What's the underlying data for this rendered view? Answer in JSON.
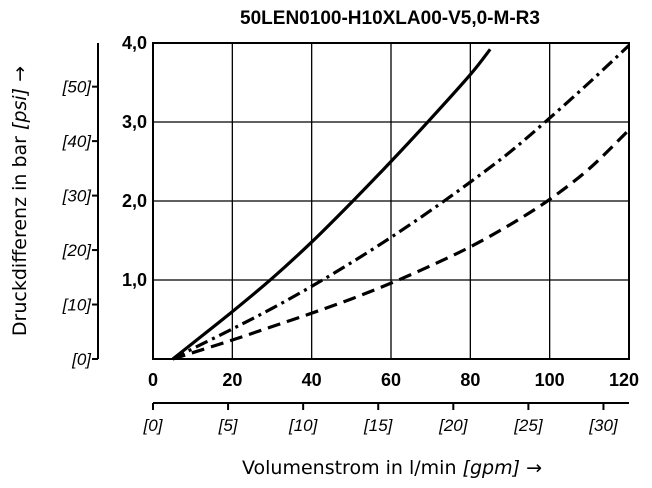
{
  "chart_data": {
    "type": "line",
    "title": "50LEN0100-H10XLA00-V5,0-M-R3",
    "xlabel": "Volumenstrom in l/min",
    "xlabel_unit": "[gpm]",
    "xlabel_arrow": "→",
    "ylabel": "Druckdifferenz in bar",
    "ylabel_unit": "[psi]",
    "ylabel_arrow": "→",
    "xlim": [
      0,
      120
    ],
    "ylim": [
      0,
      4
    ],
    "grid": true,
    "x_ticks": [
      {
        "value": 0,
        "label": "0"
      },
      {
        "value": 20,
        "label": "20"
      },
      {
        "value": 40,
        "label": "40"
      },
      {
        "value": 60,
        "label": "60"
      },
      {
        "value": 80,
        "label": "80"
      },
      {
        "value": 100,
        "label": "100"
      },
      {
        "value": 120,
        "label": "120"
      }
    ],
    "y_ticks": [
      {
        "value": 1,
        "label": "1,0"
      },
      {
        "value": 2,
        "label": "2,0"
      },
      {
        "value": 3,
        "label": "3,0"
      },
      {
        "value": 4,
        "label": "4,0"
      }
    ],
    "secondary_x_ticks": [
      {
        "value": 0,
        "label": "[0]"
      },
      {
        "value": 5,
        "label": "[5]"
      },
      {
        "value": 10,
        "label": "[10]"
      },
      {
        "value": 15,
        "label": "[15]"
      },
      {
        "value": 20,
        "label": "[20]"
      },
      {
        "value": 25,
        "label": "[25]"
      },
      {
        "value": 30,
        "label": "[30]"
      }
    ],
    "secondary_y_ticks": [
      {
        "value": 0,
        "label": "[0]"
      },
      {
        "value": 10,
        "label": "[10]"
      },
      {
        "value": 20,
        "label": "[20]"
      },
      {
        "value": 30,
        "label": "[30]"
      },
      {
        "value": 40,
        "label": "[40]"
      },
      {
        "value": 50,
        "label": "[50]"
      }
    ],
    "series": [
      {
        "style": "solid",
        "x": [
          5,
          10,
          20,
          30,
          40,
          50,
          60,
          70,
          80,
          85
        ],
        "y": [
          0.0,
          0.2,
          0.6,
          1.02,
          1.48,
          1.98,
          2.5,
          3.04,
          3.6,
          3.92
        ]
      },
      {
        "style": "dashdot",
        "x": [
          5,
          10,
          20,
          30,
          40,
          50,
          60,
          70,
          80,
          90,
          100,
          110,
          120
        ],
        "y": [
          0.0,
          0.13,
          0.38,
          0.64,
          0.92,
          1.22,
          1.54,
          1.88,
          2.24,
          2.62,
          3.05,
          3.5,
          3.97
        ]
      },
      {
        "style": "dashed",
        "x": [
          5,
          10,
          20,
          30,
          40,
          50,
          60,
          70,
          80,
          90,
          100,
          110,
          120
        ],
        "y": [
          0.0,
          0.08,
          0.24,
          0.41,
          0.58,
          0.76,
          0.96,
          1.18,
          1.42,
          1.7,
          2.02,
          2.41,
          2.9
        ]
      }
    ]
  }
}
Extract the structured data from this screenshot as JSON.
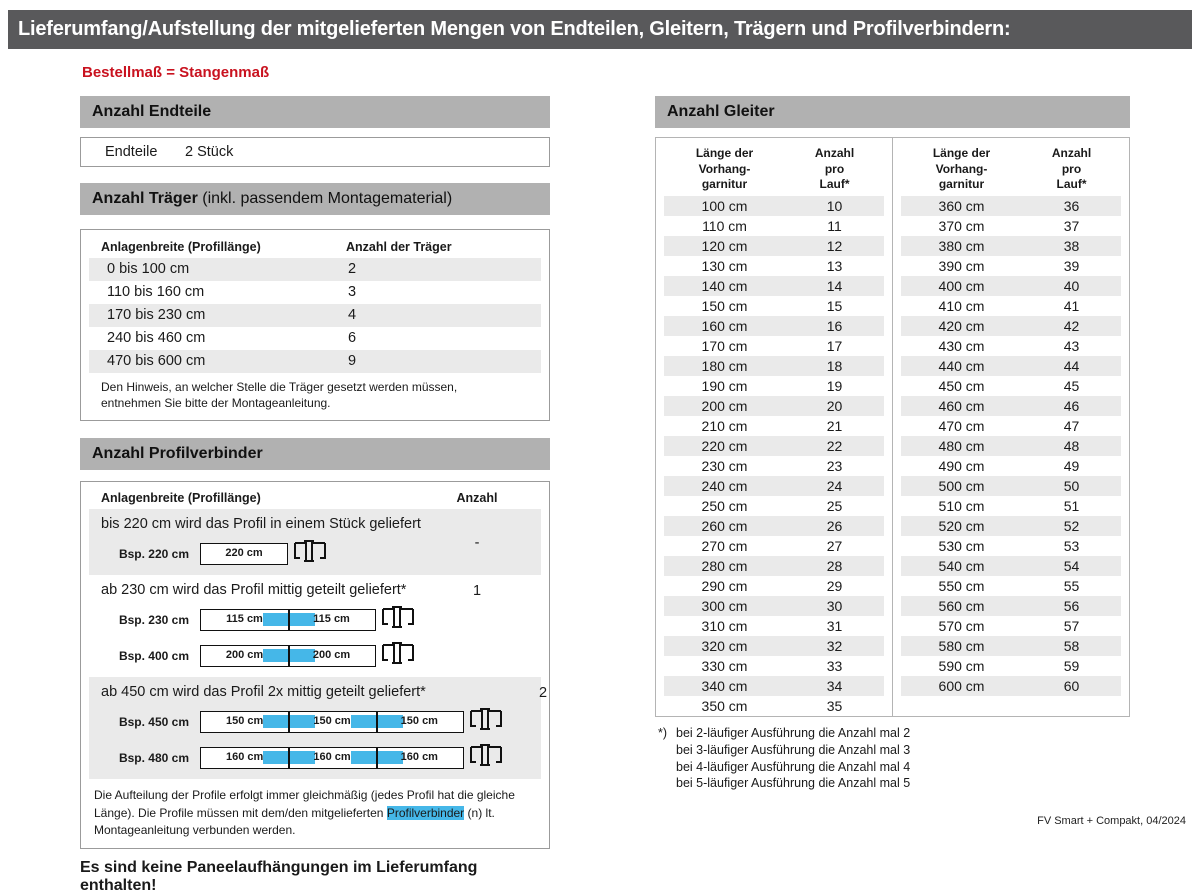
{
  "page_title": "Lieferumfang/Aufstellung der mitgelieferten Mengen von Endteilen, Gleitern, Trägern und Profilverbindern:",
  "subtitle": "Bestellmaß = Stangenmaß",
  "colors": {
    "dark_bar": "#59595b",
    "section_bar": "#b1b1b1",
    "stripe": "#eaeaea",
    "accent_blue": "#45b7e8",
    "red": "#c9121f"
  },
  "endteile": {
    "header": "Anzahl Endteile",
    "label": "Endteile",
    "value": "2 Stück"
  },
  "traeger": {
    "header_bold": "Anzahl Träger",
    "header_rest": " (inkl. passendem Montagematerial)",
    "col1": "Anlagenbreite (Profillänge)",
    "col2": "Anzahl der Träger",
    "rows": [
      {
        "breite": "0 bis 100 cm",
        "anzahl": "2"
      },
      {
        "breite": "110 bis 160 cm",
        "anzahl": "3"
      },
      {
        "breite": "170 bis 230 cm",
        "anzahl": "4"
      },
      {
        "breite": "240 bis 460 cm",
        "anzahl": "6"
      },
      {
        "breite": "470 bis 600 cm",
        "anzahl": "9"
      }
    ],
    "note": "Den Hinweis, an welcher Stelle die Träger gesetzt werden müssen, entnehmen Sie bitte der Montageanleitung."
  },
  "profilverbinder": {
    "header": "Anzahl Profilverbinder",
    "col1": "Anlagenbreite (Profillänge)",
    "col2": "Anzahl",
    "groups": [
      {
        "text": "bis 220 cm wird das Profil in einem Stück geliefert",
        "anzahl": "-",
        "diagrams": [
          {
            "label": "Bsp. 220 cm",
            "segments": [
              "220 cm"
            ]
          }
        ]
      },
      {
        "text": "ab 230 cm wird das Profil mittig geteilt geliefert*",
        "anzahl": "1",
        "diagrams": [
          {
            "label": "Bsp. 230 cm",
            "segments": [
              "115 cm",
              "115 cm"
            ]
          },
          {
            "label": "Bsp. 400 cm",
            "segments": [
              "200 cm",
              "200 cm"
            ]
          }
        ]
      },
      {
        "text": "ab 450 cm wird das Profil 2x mittig geteilt geliefert*",
        "anzahl": "2",
        "diagrams": [
          {
            "label": "Bsp. 450 cm",
            "segments": [
              "150 cm",
              "150 cm",
              "150 cm"
            ]
          },
          {
            "label": "Bsp. 480 cm",
            "segments": [
              "160 cm",
              "160 cm",
              "160 cm"
            ]
          }
        ]
      }
    ],
    "note_before": "Die Aufteilung der Profile erfolgt immer gleichmäßig (jedes Profil hat die gleiche Länge). Die Profile müssen mit dem/den mitgelieferten ",
    "note_highlight": "Profilverbinder",
    "note_after": " (n) lt. Montageanleitung verbunden werden."
  },
  "no_paneel_note": "Es sind keine Paneelaufhängungen im Lieferumfang enthalten!",
  "gleiter": {
    "header": "Anzahl Gleiter",
    "col1_lines": [
      "Länge der",
      "Vorhang-",
      "garnitur"
    ],
    "col2_lines": [
      "Anzahl",
      "pro",
      "Lauf*"
    ],
    "left_rows": [
      {
        "laenge": "100 cm",
        "anzahl": "10"
      },
      {
        "laenge": "110 cm",
        "anzahl": "11"
      },
      {
        "laenge": "120 cm",
        "anzahl": "12"
      },
      {
        "laenge": "130 cm",
        "anzahl": "13"
      },
      {
        "laenge": "140 cm",
        "anzahl": "14"
      },
      {
        "laenge": "150 cm",
        "anzahl": "15"
      },
      {
        "laenge": "160 cm",
        "anzahl": "16"
      },
      {
        "laenge": "170 cm",
        "anzahl": "17"
      },
      {
        "laenge": "180 cm",
        "anzahl": "18"
      },
      {
        "laenge": "190 cm",
        "anzahl": "19"
      },
      {
        "laenge": "200 cm",
        "anzahl": "20"
      },
      {
        "laenge": "210 cm",
        "anzahl": "21"
      },
      {
        "laenge": "220 cm",
        "anzahl": "22"
      },
      {
        "laenge": "230 cm",
        "anzahl": "23"
      },
      {
        "laenge": "240 cm",
        "anzahl": "24"
      },
      {
        "laenge": "250 cm",
        "anzahl": "25"
      },
      {
        "laenge": "260 cm",
        "anzahl": "26"
      },
      {
        "laenge": "270 cm",
        "anzahl": "27"
      },
      {
        "laenge": "280 cm",
        "anzahl": "28"
      },
      {
        "laenge": "290 cm",
        "anzahl": "29"
      },
      {
        "laenge": "300 cm",
        "anzahl": "30"
      },
      {
        "laenge": "310 cm",
        "anzahl": "31"
      },
      {
        "laenge": "320 cm",
        "anzahl": "32"
      },
      {
        "laenge": "330 cm",
        "anzahl": "33"
      },
      {
        "laenge": "340 cm",
        "anzahl": "34"
      },
      {
        "laenge": "350 cm",
        "anzahl": "35"
      }
    ],
    "right_rows": [
      {
        "laenge": "360 cm",
        "anzahl": "36"
      },
      {
        "laenge": "370 cm",
        "anzahl": "37"
      },
      {
        "laenge": "380 cm",
        "anzahl": "38"
      },
      {
        "laenge": "390 cm",
        "anzahl": "39"
      },
      {
        "laenge": "400 cm",
        "anzahl": "40"
      },
      {
        "laenge": "410 cm",
        "anzahl": "41"
      },
      {
        "laenge": "420 cm",
        "anzahl": "42"
      },
      {
        "laenge": "430 cm",
        "anzahl": "43"
      },
      {
        "laenge": "440 cm",
        "anzahl": "44"
      },
      {
        "laenge": "450 cm",
        "anzahl": "45"
      },
      {
        "laenge": "460 cm",
        "anzahl": "46"
      },
      {
        "laenge": "470 cm",
        "anzahl": "47"
      },
      {
        "laenge": "480 cm",
        "anzahl": "48"
      },
      {
        "laenge": "490 cm",
        "anzahl": "49"
      },
      {
        "laenge": "500 cm",
        "anzahl": "50"
      },
      {
        "laenge": "510 cm",
        "anzahl": "51"
      },
      {
        "laenge": "520 cm",
        "anzahl": "52"
      },
      {
        "laenge": "530 cm",
        "anzahl": "53"
      },
      {
        "laenge": "540 cm",
        "anzahl": "54"
      },
      {
        "laenge": "550 cm",
        "anzahl": "55"
      },
      {
        "laenge": "560 cm",
        "anzahl": "56"
      },
      {
        "laenge": "570 cm",
        "anzahl": "57"
      },
      {
        "laenge": "580 cm",
        "anzahl": "58"
      },
      {
        "laenge": "590 cm",
        "anzahl": "59"
      },
      {
        "laenge": "600 cm",
        "anzahl": "60"
      }
    ]
  },
  "footnote": {
    "marker": "*)",
    "lines": [
      "bei 2-läufiger Ausführung die Anzahl mal 2",
      "bei 3-läufiger Ausführung die Anzahl mal 3",
      "bei 4-läufiger Ausführung die Anzahl mal 4",
      "bei 5-läufiger Ausführung die Anzahl mal 5"
    ]
  },
  "footer": "FV Smart + Compakt, 04/2024"
}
================
* _WHAT IS REQUIRED_: Extract every line from the records above that contains the word "läufiger".

* _FINAL ANSWER_:
      "bei 2-läufiger Ausführung die Anzahl mal 2",
      "bei 3-läufiger Ausführung die Anzahl mal 3",
      "bei 4-läufiger Ausführung die Anzahl mal 4",
      "bei 5-läufiger Ausführung die Anzahl mal 5"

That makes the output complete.